**** Exercise materials ****

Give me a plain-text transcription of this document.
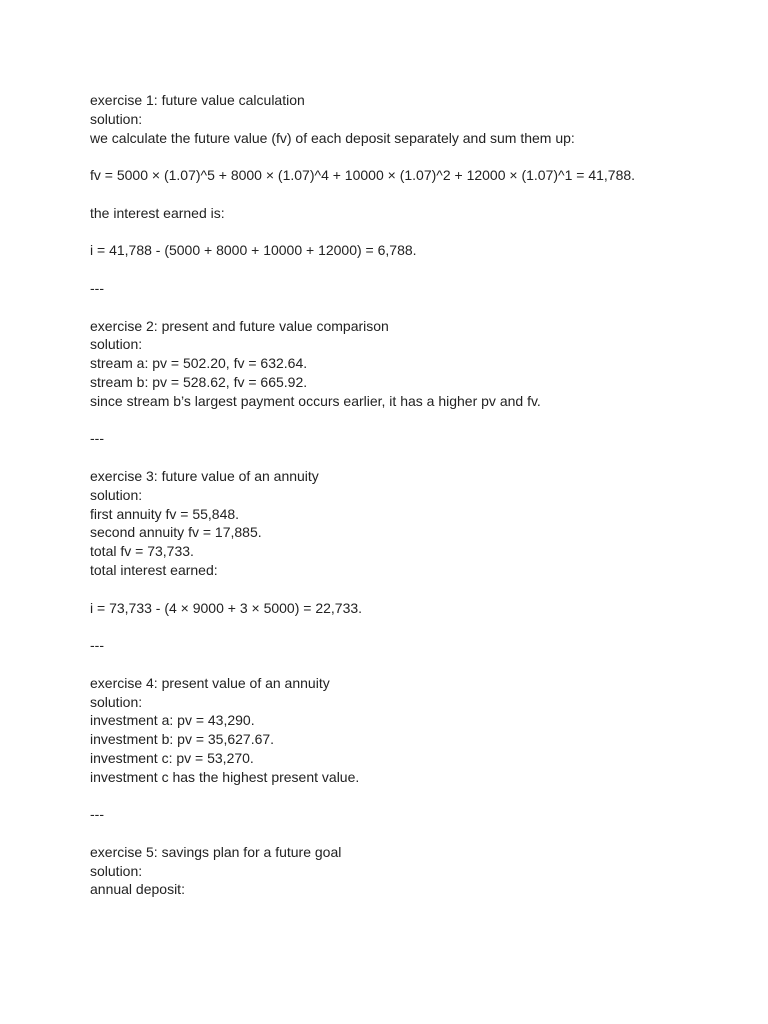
exercise 1: future value calculation
solution:
we calculate the future value (fv) of each deposit separately and sum them up:
fv = 5000 × (1.07)^5 + 8000 × (1.07)^4 + 10000 × (1.07)^2 + 12000 × (1.07)^1 = 41,788.
the interest earned is:
i = 41,788 - (5000 + 8000 + 10000 + 12000) = 6,788.
---
exercise 2: present and future value comparison
solution:
stream a: pv = 502.20, fv = 632.64.
stream b: pv = 528.62, fv = 665.92.
since stream b’s largest payment occurs earlier, it has a higher pv and fv.
---
exercise 3: future value of an annuity
solution:
first annuity fv = 55,848.
second annuity fv = 17,885.
total fv = 73,733.
total interest earned:
i = 73,733 - (4 × 9000 + 3 × 5000) = 22,733.
---
exercise 4: present value of an annuity
solution:
investment a: pv = 43,290.
investment b: pv = 35,627.67.
investment c: pv = 53,270.
investment c has the highest present value.
---
exercise 5: savings plan for a future goal
solution:
annual deposit:
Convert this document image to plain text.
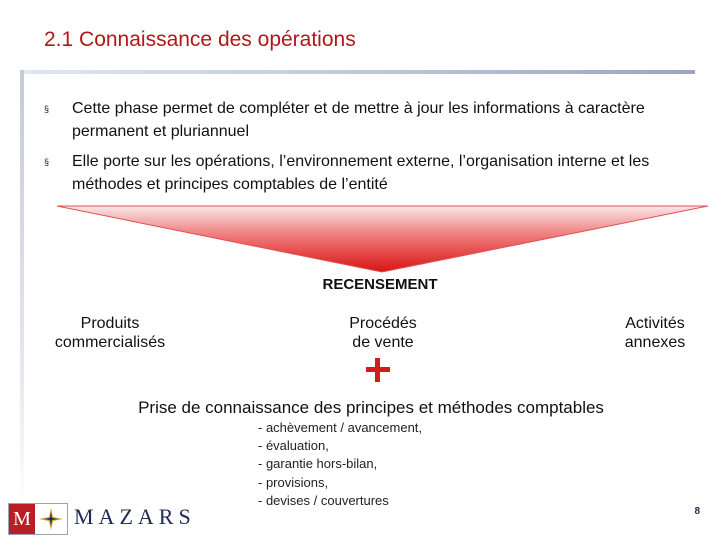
2.1 Connaissance des opérations
§	Cette phase permet de compléter et de mettre à jour les informations à caractère permanent et pluriannuel
§	Elle porte sur les opérations, l’environnement externe, l’organisation interne et les méthodes et principes comptables de l’entité
RECENSEMENT
Produits
commercialisés
Procédés
de vente
Activités
annexes
Prise de connaissance des principes et méthodes comptables
- achèvement / avancement,
- évaluation,
- garantie hors-bilan,
- provisions,
- devises / couvertures
M MAZARS	8
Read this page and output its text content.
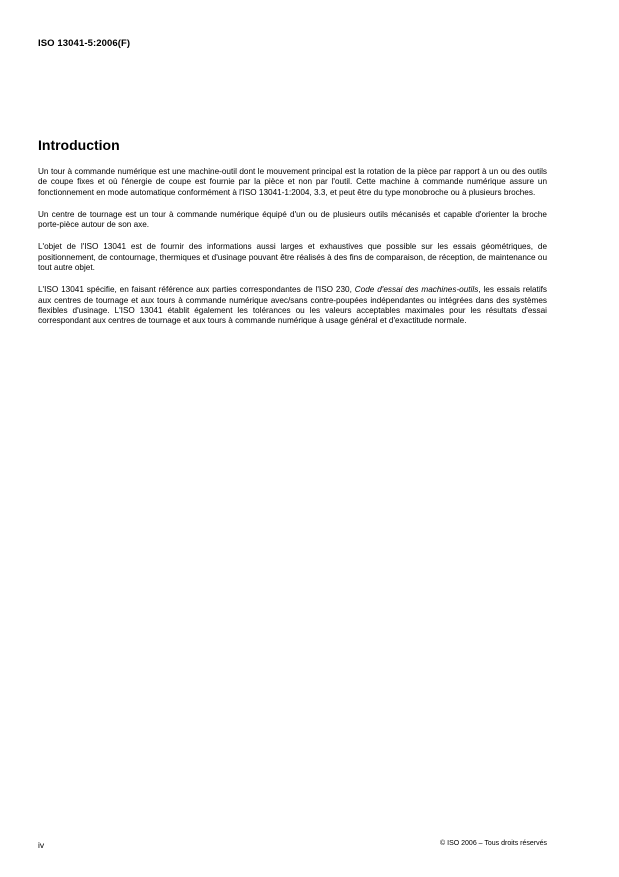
ISO 13041-5:2006(F)
Introduction

Un tour à commande numérique est une machine-outil dont le mouvement principal est la rotation de la pièce par rapport à un ou des outils de coupe fixes et où l'énergie de coupe est fournie par la pièce et non par l'outil. Cette machine à commande numérique assure un fonctionnement en mode automatique conformément à l'ISO 13041-1:2004, 3.3, et peut être du type monobroche ou à plusieurs broches.

Un centre de tournage est un tour à commande numérique équipé d'un ou de plusieurs outils mécanisés et capable d'orienter la broche porte-pièce autour de son axe.

L'objet de l'ISO 13041 est de fournir des informations aussi larges et exhaustives que possible sur les essais géométriques, de positionnement, de contournage, thermiques et d'usinage pouvant être réalisés à des fins de comparaison, de réception, de maintenance ou tout autre objet.

L'ISO 13041 spécifie, en faisant référence aux parties correspondantes de l'ISO 230, Code d'essai des machines-outils, les essais relatifs aux centres de tournage et aux tours à commande numérique avec/sans contre-poupées indépendantes ou intégrées dans des systèmes flexibles d'usinage. L'ISO 13041 établit également les tolérances ou les valeurs acceptables maximales pour les résultats d'essai correspondant aux centres de tournage et aux tours à commande numérique à usage général et d'exactitude normale.

iv	© ISO 2006 – Tous droits réservés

****

◆ **Instructions to follow**:
Print all entries exactly. The images do not belong in the copy.

◆ **The solution**:
Give me a plain-text transcription of this document.
exercise 1: future value calculation
solution:
we calculate the future value (fv) of each deposit separately and sum them up:
fv = 5000 × (1.07)^5 + 8000 × (1.07)^4 + 10000 × (1.07)^2 + 12000 × (1.07)^1 = 41,788.
the interest earned is:
i = 41,788 - (5000 + 8000 + 10000 + 12000) = 6,788.
---
exercise 2: present and future value comparison
solution:
stream a: pv = 502.20, fv = 632.64.
stream b: pv = 528.62, fv = 665.92.
since stream b’s largest payment occurs earlier, it has a higher pv and fv.
---
exercise 3: future value of an annuity
solution:
first annuity fv = 55,848.
second annuity fv = 17,885.
total fv = 73,733.
total interest earned:
i = 73,733 - (4 × 9000 + 3 × 5000) = 22,733.
---
exercise 4: present value of an annuity
solution:
investment a: pv = 43,290.
investment b: pv = 35,627.67.
investment c: pv = 53,270.
investment c has the highest present value.
---
exercise 5: savings plan for a future goal
solution:
annual deposit:
Convert this document image to plain text.
2.1 Connaissance des opérations
§	Cette phase permet de compléter et de mettre à jour les informations à caractère permanent et pluriannuel
§	Elle porte sur les opérations, l’environnement externe, l’organisation interne et les méthodes et principes comptables de l’entité
RECENSEMENT
Produits
commercialisés
Procédés
de vente
Activités
annexes
Prise de connaissance des principes et méthodes comptables
- achèvement / avancement,
- évaluation,
- garantie hors-bilan,
- provisions,
- devises / couvertures
M MAZARS	8
Read this page and output its text content.
ISO 13041-5:2006(F)
Introduction

Un tour à commande numérique est une machine-outil dont le mouvement principal est la rotation de la pièce par rapport à un ou des outils de coupe fixes et où l'énergie de coupe est fournie par la pièce et non par l'outil. Cette machine à commande numérique assure un fonctionnement en mode automatique conformément à l'ISO 13041-1:2004, 3.3, et peut être du type monobroche ou à plusieurs broches.

Un centre de tournage est un tour à commande numérique équipé d'un ou de plusieurs outils mécanisés et capable d'orienter la broche porte-pièce autour de son axe.

L'objet de l'ISO 13041 est de fournir des informations aussi larges et exhaustives que possible sur les essais géométriques, de positionnement, de contournage, thermiques et d'usinage pouvant être réalisés à des fins de comparaison, de réception, de maintenance ou tout autre objet.

L'ISO 13041 spécifie, en faisant référence aux parties correspondantes de l'ISO 230, Code d'essai des machines-outils, les essais relatifs aux centres de tournage et aux tours à commande numérique avec/sans contre-poupées indépendantes ou intégrées dans des systèmes flexibles d'usinage. L'ISO 13041 établit également les tolérances ou les valeurs acceptables maximales pour les résultats d'essai correspondant aux centres de tournage et aux tours à commande numérique à usage général et d'exactitude normale.

iv	© ISO 2006 – Tous droits réservés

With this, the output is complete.